* Extracted entries

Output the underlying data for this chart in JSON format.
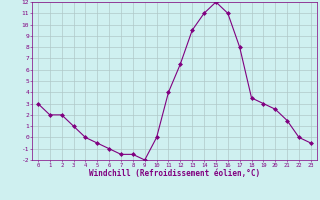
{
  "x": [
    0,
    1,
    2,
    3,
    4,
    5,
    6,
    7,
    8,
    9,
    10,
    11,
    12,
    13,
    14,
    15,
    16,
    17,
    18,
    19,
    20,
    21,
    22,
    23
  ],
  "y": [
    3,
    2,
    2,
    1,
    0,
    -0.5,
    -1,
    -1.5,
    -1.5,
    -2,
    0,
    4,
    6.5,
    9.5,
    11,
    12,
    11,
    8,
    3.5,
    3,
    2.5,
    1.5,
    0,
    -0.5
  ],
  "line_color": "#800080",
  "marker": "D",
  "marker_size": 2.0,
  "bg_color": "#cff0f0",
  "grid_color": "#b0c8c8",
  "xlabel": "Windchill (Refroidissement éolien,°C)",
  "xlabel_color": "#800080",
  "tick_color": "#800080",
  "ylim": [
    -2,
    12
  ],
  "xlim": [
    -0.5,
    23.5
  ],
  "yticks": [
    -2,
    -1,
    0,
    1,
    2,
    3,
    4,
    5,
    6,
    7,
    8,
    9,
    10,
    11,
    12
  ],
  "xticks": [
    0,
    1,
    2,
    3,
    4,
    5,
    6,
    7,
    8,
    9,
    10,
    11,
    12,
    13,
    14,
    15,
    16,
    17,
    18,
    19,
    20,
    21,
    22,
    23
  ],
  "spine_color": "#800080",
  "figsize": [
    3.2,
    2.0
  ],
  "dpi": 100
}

* Exercise goal
Your copy of the data above should match it exactly, except that pictures are left out.

* Problem solution
Output the underlying data for this chart in JSON format.
{
  "x": [
    0,
    1,
    2,
    3,
    4,
    5,
    6,
    7,
    8,
    9,
    10,
    11,
    12,
    13,
    14,
    15,
    16,
    17,
    18,
    19,
    20,
    21,
    22,
    23
  ],
  "y": [
    3,
    2,
    2,
    1,
    0,
    -0.5,
    -1,
    -1.5,
    -1.5,
    -2,
    0,
    4,
    6.5,
    9.5,
    11,
    12,
    11,
    8,
    3.5,
    3,
    2.5,
    1.5,
    0,
    -0.5
  ],
  "line_color": "#800080",
  "marker": "D",
  "marker_size": 2.0,
  "bg_color": "#cff0f0",
  "grid_color": "#b0c8c8",
  "xlabel": "Windchill (Refroidissement éolien,°C)",
  "xlabel_color": "#800080",
  "tick_color": "#800080",
  "ylim": [
    -2,
    12
  ],
  "xlim": [
    -0.5,
    23.5
  ],
  "yticks": [
    -2,
    -1,
    0,
    1,
    2,
    3,
    4,
    5,
    6,
    7,
    8,
    9,
    10,
    11,
    12
  ],
  "xticks": [
    0,
    1,
    2,
    3,
    4,
    5,
    6,
    7,
    8,
    9,
    10,
    11,
    12,
    13,
    14,
    15,
    16,
    17,
    18,
    19,
    20,
    21,
    22,
    23
  ],
  "spine_color": "#800080",
  "figsize": [
    3.2,
    2.0
  ],
  "dpi": 100
}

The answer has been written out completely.